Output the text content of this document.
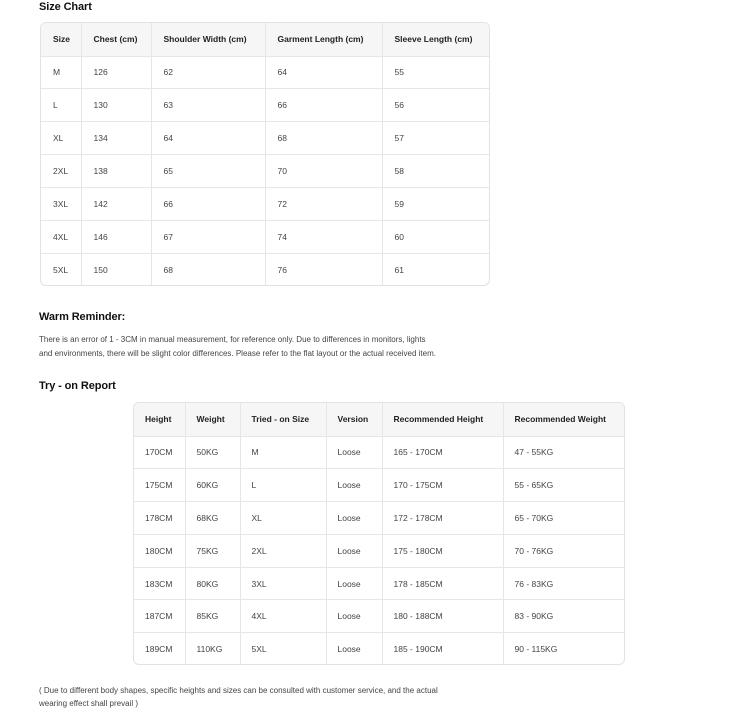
Size Chart
Size	Chest (cm)	Shoulder Width (cm)	Garment Length (cm)	Sleeve Length (cm)
M	126	62	64	55
L	130	63	66	56
XL	134	64	68	57
2XL	138	65	70	58
3XL	142	66	72	59
4XL	146	67	74	60
5XL	150	68	76	61
Warm Reminder:
There is an error of 1 - 3CM in manual measurement, for reference only. Due to differences in monitors, lights
and environments, there will be slight color differences. Please refer to the flat layout or the actual received item.
Try - on Report
Height	Weight	Tried - on Size	Version	Recommended Height	Recommended Weight
170CM	50KG	M	Loose	165 - 170CM	47 - 55KG
175CM	60KG	L	Loose	170 - 175CM	55 - 65KG
178CM	68KG	XL	Loose	172 - 178CM	65 - 70KG
180CM	75KG	2XL	Loose	175 - 180CM	70 - 76KG
183CM	80KG	3XL	Loose	178 - 185CM	76 - 83KG
187CM	85KG	4XL	Loose	180 - 188CM	83 - 90KG
189CM	110KG	5XL	Loose	185 - 190CM	90 - 115KG
( Due to different body shapes, specific heights and sizes can be consulted with customer service, and the actual
wearing effect shall prevail )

***

(REQUIRED TASK): Your copy should repeat each entry above exactly but contain no pictures.

(WRITTEN RESPONSE):
Output the text content of this document.
Size Chart
Size	Chest (cm)	Shoulder Width (cm)	Garment Length (cm)	Sleeve Length (cm)
M	126	62	64	55
L	130	63	66	56
XL	134	64	68	57
2XL	138	65	70	58
3XL	142	66	72	59
4XL	146	67	74	60
5XL	150	68	76	61
Warm Reminder:
There is an error of 1 - 3CM in manual measurement, for reference only. Due to differences in monitors, lights
and environments, there will be slight color differences. Please refer to the flat layout or the actual received item.
Try - on Report
Height	Weight	Tried - on Size	Version	Recommended Height	Recommended Weight
170CM	50KG	M	Loose	165 - 170CM	47 - 55KG
175CM	60KG	L	Loose	170 - 175CM	55 - 65KG
178CM	68KG	XL	Loose	172 - 178CM	65 - 70KG
180CM	75KG	2XL	Loose	175 - 180CM	70 - 76KG
183CM	80KG	3XL	Loose	178 - 185CM	76 - 83KG
187CM	85KG	4XL	Loose	180 - 188CM	83 - 90KG
189CM	110KG	5XL	Loose	185 - 190CM	90 - 115KG
( Due to different body shapes, specific heights and sizes can be consulted with customer service, and the actual
wearing effect shall prevail )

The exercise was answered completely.